Aim of the exercise: Count how many lines below contain the word "Romania", then give that number alone.

Raw records:
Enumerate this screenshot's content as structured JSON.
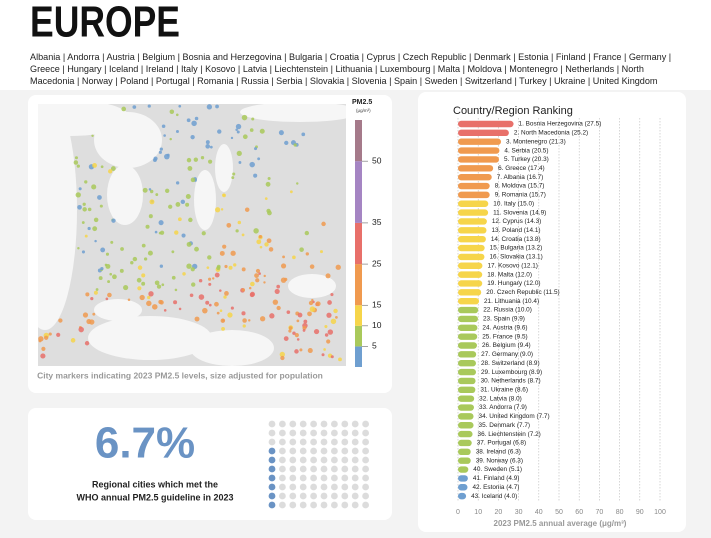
{
  "title": "EUROPE",
  "country_list": "Albania | Andorra | Austria | Belgium | Bosnia and Herzegovina | Bulgaria | Croatia | Cyprus | Czech Republic | Denmark | Estonia | Finland | France | Germany | Greece | Hungary | Iceland | Ireland | Italy | Kosovo | Latvia | Liechtenstein | Lithuania | Luxembourg | Malta | Moldova | Montenegro | Netherlands | North Macedonia | Norway | Poland | Portugal | Romania | Russia | Serbia | Slovakia | Slovenia | Spain | Sweden | Switzerland | Turkey | Ukraine | United Kingdom",
  "map": {
    "legend_title": "PM2.5",
    "legend_unit": "(μg/m³)",
    "scale": {
      "lim": [
        0,
        60
      ],
      "ticks": [
        5,
        10,
        15,
        25,
        35,
        50
      ],
      "colors": [
        "#6f9fd0",
        "#a9c95b",
        "#f6d54a",
        "#f09a4f",
        "#e8706a",
        "#a585c3",
        "#a57a8a"
      ]
    },
    "caption": "City markers indicating 2023 PM2.5 levels, size adjusted for population"
  },
  "stat": {
    "value": 6.7,
    "label": "6.7%",
    "caption_lines": [
      "Regional cities which met the",
      "WHO annual PM2.5 guideline in 2023"
    ]
  },
  "chart_data": {
    "type": "bar",
    "orientation": "horizontal",
    "title": "Country/Region Ranking",
    "categories": [
      "1. Bosnia Herzegovina (27.5)",
      "2. North Macedonia (25.2)",
      "3. Montenegro (21.3)",
      "4. Serbia (20.5)",
      "5. Turkey (20.3)",
      "6. Greece (17.4)",
      "7. Albania (16.7)",
      "8. Moldova (15.7)",
      "9. Romania (15.7)",
      "10. Italy (15.0)",
      "11. Slovenia (14.9)",
      "12. Cyprus (14.3)",
      "13. Poland (14.1)",
      "14. Croatia (13.8)",
      "15. Bulgaria (13.2)",
      "16. Slovakia (13.1)",
      "17. Kosovo (12.1)",
      "18. Malta (12.0)",
      "19. Hungary (12.0)",
      "20. Czech Republic (11.5)",
      "21. Lithuania (10.4)",
      "22. Russia (10.0)",
      "23. Spain (9.9)",
      "24. Austria (9.6)",
      "25. France (9.5)",
      "26. Belgium (9.4)",
      "27. Germany (9.0)",
      "28. Switzerland (8.9)",
      "29. Luxembourg (8.9)",
      "30. Netherlands (8.7)",
      "31. Ukraine (8.6)",
      "32. Latvia (8.0)",
      "33. Andorra (7.9)",
      "34. United Kingdom (7.7)",
      "35. Denmark (7.7)",
      "36. Liechtenstein (7.2)",
      "37. Portugal (6.8)",
      "38. Ireland (6.3)",
      "39. Norway (6.3)",
      "40. Sweden (5.1)",
      "41. Finland (4.9)",
      "42. Estonia (4.7)",
      "43. Iceland (4.0)"
    ],
    "values": [
      27.5,
      25.2,
      21.3,
      20.5,
      20.3,
      17.4,
      16.7,
      15.7,
      15.7,
      15.0,
      14.9,
      14.3,
      14.1,
      13.8,
      13.2,
      13.1,
      12.1,
      12.0,
      12.0,
      11.5,
      10.4,
      10.0,
      9.9,
      9.6,
      9.5,
      9.4,
      9.0,
      8.9,
      8.9,
      8.7,
      8.6,
      8.0,
      7.9,
      7.7,
      7.7,
      7.2,
      6.8,
      6.3,
      6.3,
      5.1,
      4.9,
      4.7,
      4.0
    ],
    "xlim": [
      0,
      100
    ],
    "xticks": [
      0,
      10,
      20,
      30,
      40,
      50,
      60,
      70,
      80,
      90,
      100
    ],
    "xlabel": "2023 PM2.5 annual average (μg/m³)",
    "grid": true
  }
}
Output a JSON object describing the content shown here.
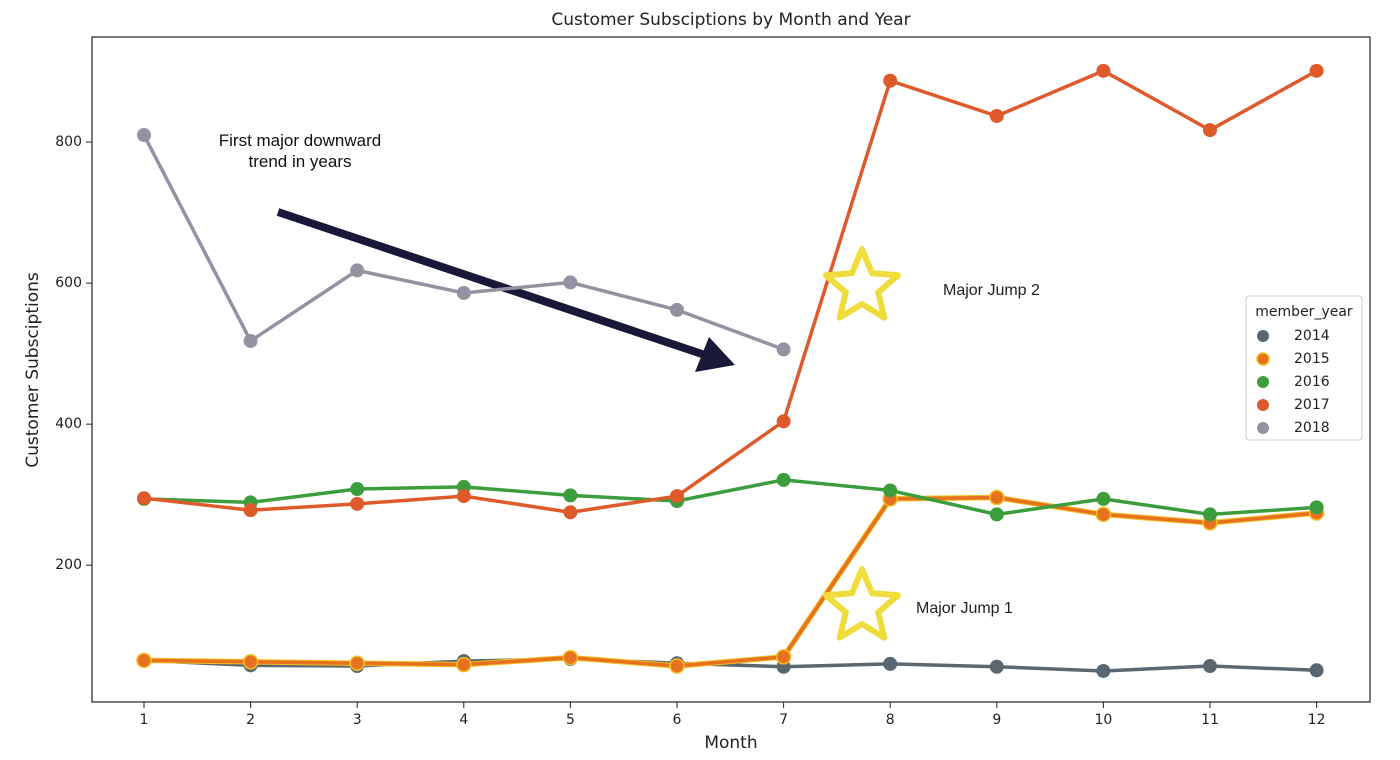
{
  "chart_data": {
    "type": "line",
    "title": "Customer Subsciptions by Month and Year",
    "xlabel": "Month",
    "ylabel": "Customer Subsciptions",
    "categories": [
      1,
      2,
      3,
      4,
      5,
      6,
      7,
      8,
      9,
      10,
      11,
      12
    ],
    "ylim": [
      6,
      949
    ],
    "yticks": [
      200,
      400,
      600,
      800
    ],
    "legend_title": "member_year",
    "legend": "right",
    "series": [
      {
        "name": "2014",
        "color": "#5a6670",
        "values": [
          65,
          58,
          57,
          64,
          67,
          61,
          56,
          60,
          56,
          50,
          57,
          51
        ]
      },
      {
        "name": "2015",
        "color": "#e8711f",
        "edge_color": "#f0c020",
        "values": [
          65,
          63,
          61,
          59,
          69,
          57,
          70,
          294,
          296,
          272,
          260,
          274
        ]
      },
      {
        "name": "2016",
        "color": "#3c9d3c",
        "values": [
          294,
          289,
          308,
          311,
          299,
          291,
          321,
          306,
          272,
          294,
          272,
          282
        ]
      },
      {
        "name": "2017",
        "color": "#df5a2b",
        "values": [
          295,
          278,
          287,
          298,
          275,
          298,
          404,
          887,
          837,
          901,
          817,
          901
        ]
      },
      {
        "name": "2018",
        "color": "#9491a3",
        "values": [
          810,
          518,
          618,
          586,
          601,
          562,
          506,
          null,
          null,
          null,
          null,
          null
        ]
      }
    ],
    "annotations": [
      "First major downward trend in years",
      "Major Jump 2",
      "Major Jump 1"
    ]
  }
}
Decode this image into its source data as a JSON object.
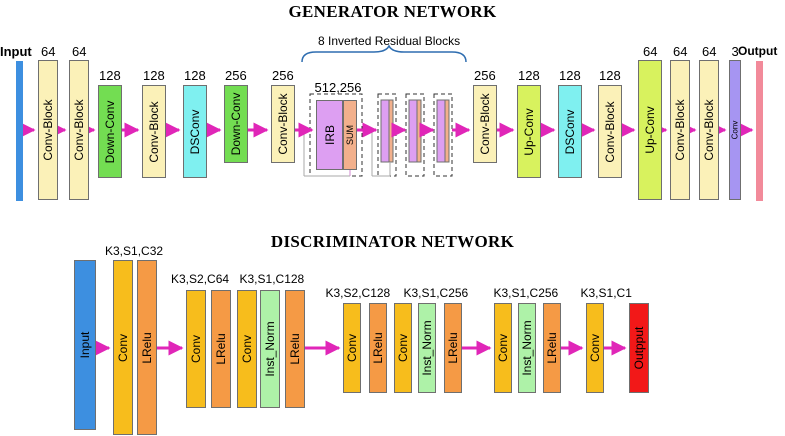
{
  "generator": {
    "title": "GENERATOR NETWORK",
    "input_label": "Input",
    "output_label": "Output",
    "irb_caption": "8 Inverted Residual Blocks",
    "blocks": [
      {
        "label": "Conv-Block",
        "top": "64",
        "color": "#fbf1b8"
      },
      {
        "label": "Conv-Block",
        "top": "64",
        "color": "#fbf1b8"
      },
      {
        "label": "Down-Conv",
        "top": "128",
        "color": "#73dd52"
      },
      {
        "label": "Conv-Block",
        "top": "128",
        "color": "#fbf1b8"
      },
      {
        "label": "DSConv",
        "top": "128",
        "color": "#7ff0f0"
      },
      {
        "label": "Down-Conv",
        "top": "256",
        "color": "#73dd52"
      },
      {
        "label": "Conv-Block",
        "top": "256",
        "color": "#fbf1b8"
      },
      {
        "label": "IRB",
        "top": "512,256",
        "color": "#dd9ff2"
      },
      {
        "label": "SUM",
        "top": "",
        "color": "#f2b08c"
      },
      {
        "label": "Conv-Block",
        "top": "256",
        "color": "#fbf1b8"
      },
      {
        "label": "Up-Conv",
        "top": "128",
        "color": "#d8f25e"
      },
      {
        "label": "DSConv",
        "top": "128",
        "color": "#7ff0f0"
      },
      {
        "label": "Conv-Block",
        "top": "128",
        "color": "#fbf1b8"
      },
      {
        "label": "Up-Conv",
        "top": "64",
        "color": "#d8f25e"
      },
      {
        "label": "Conv-Block",
        "top": "64",
        "color": "#fbf1b8"
      },
      {
        "label": "Conv-Block",
        "top": "64",
        "color": "#fbf1b8"
      },
      {
        "label": "Conv",
        "top": "3",
        "color": "#a695f2"
      }
    ],
    "colors": {
      "input": "#3d8fe0",
      "output": "#f28a9a",
      "arrow": "#e026b8"
    }
  },
  "discriminator": {
    "title": "DISCRIMINATOR NETWORK",
    "blocks": [
      {
        "label": "Input",
        "color": "#3d8fe0"
      },
      {
        "label": "Conv",
        "color": "#f7bd1c"
      },
      {
        "label": "LRelu",
        "color": "#f59a45"
      },
      {
        "label": "Conv",
        "color": "#f7bd1c"
      },
      {
        "label": "LRelu",
        "color": "#f59a45"
      },
      {
        "label": "Conv",
        "color": "#f7bd1c"
      },
      {
        "label": "Inst_Norm",
        "color": "#aef2a8"
      },
      {
        "label": "LRelu",
        "color": "#f59a45"
      },
      {
        "label": "Conv",
        "color": "#f7bd1c"
      },
      {
        "label": "LRelu",
        "color": "#f59a45"
      },
      {
        "label": "Conv",
        "color": "#f7bd1c"
      },
      {
        "label": "Inst_Norm",
        "color": "#aef2a8"
      },
      {
        "label": "LRelu",
        "color": "#f59a45"
      },
      {
        "label": "Conv",
        "color": "#f7bd1c"
      },
      {
        "label": "Inst_Norm",
        "color": "#aef2a8"
      },
      {
        "label": "LRelu",
        "color": "#f59a45"
      },
      {
        "label": "Conv",
        "color": "#f7bd1c"
      },
      {
        "label": "Outpput",
        "color": "#f21818"
      }
    ],
    "params": [
      "K3,S1,C32",
      "K3,S2,C64",
      "K3,S1,C128",
      "K3,S2,C128",
      "K3,S1,C256",
      "K3,S1,C256",
      "K3,S1,C1"
    ],
    "colors": {
      "arrow": "#e026b8"
    }
  }
}
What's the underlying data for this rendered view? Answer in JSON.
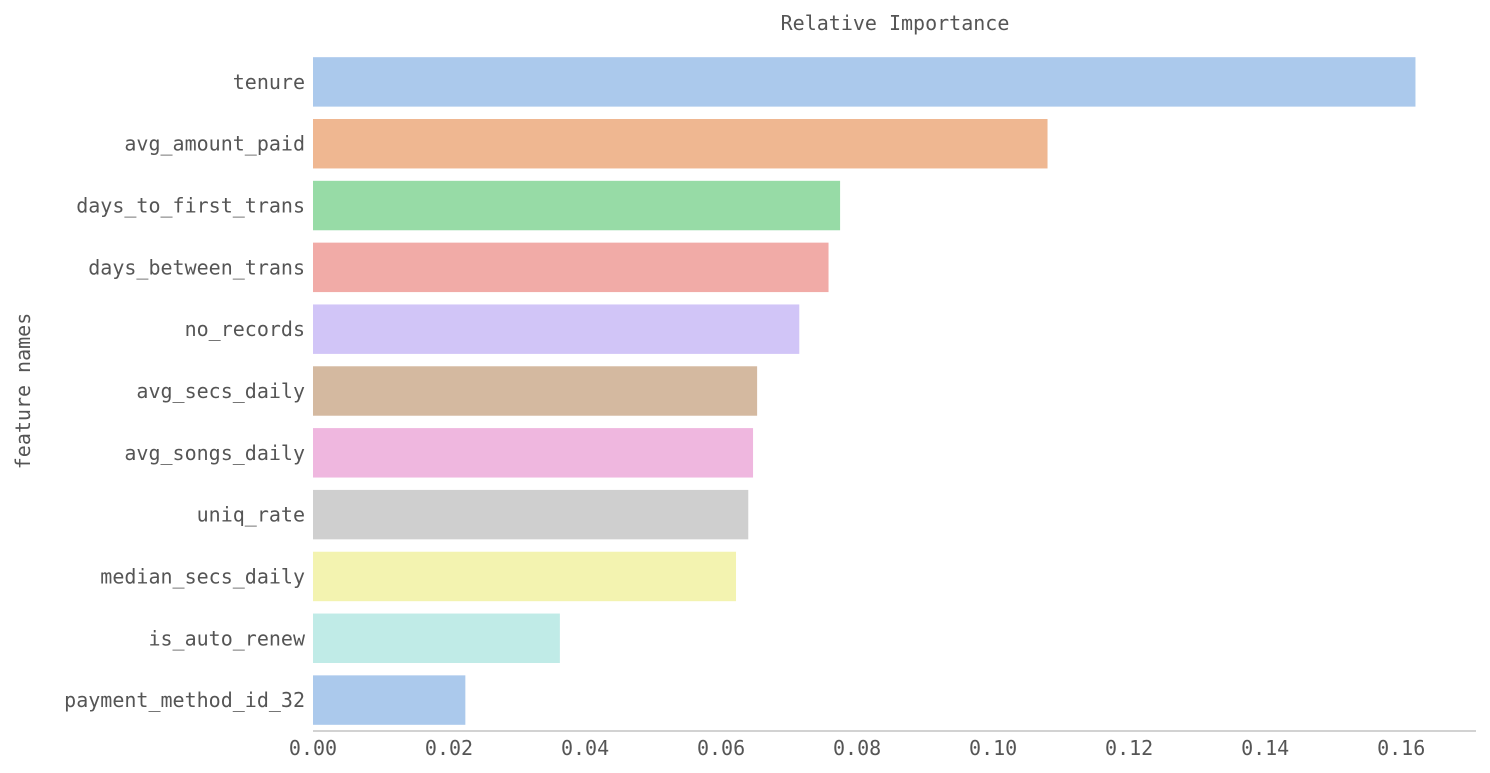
{
  "chart_data": {
    "type": "bar",
    "orientation": "horizontal",
    "title": "Relative Importance",
    "xlabel": "",
    "ylabel": "feature names",
    "xlim": [
      0.0,
      0.171
    ],
    "grid": false,
    "legend": "none",
    "x_ticks": [
      "0.00",
      "0.02",
      "0.04",
      "0.06",
      "0.08",
      "0.10",
      "0.12",
      "0.14",
      "0.16"
    ],
    "categories": [
      "tenure",
      "avg_amount_paid",
      "days_to_first_trans",
      "days_between_trans",
      "no_records",
      "avg_secs_daily",
      "avg_songs_daily",
      "uniq_rate",
      "median_secs_daily",
      "is_auto_renew",
      "payment_method_id_32"
    ],
    "values": [
      0.1621,
      0.108,
      0.0775,
      0.0758,
      0.0715,
      0.0653,
      0.0647,
      0.064,
      0.0622,
      0.0363,
      0.0224
    ],
    "colors": [
      "#abc9ec",
      "#efb791",
      "#97dba6",
      "#f1aba7",
      "#d1c5f7",
      "#d4b9a0",
      "#efb7df",
      "#cfcfcf",
      "#f3f3b0",
      "#c0ebe7",
      "#abc9ec"
    ]
  }
}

Result below: 2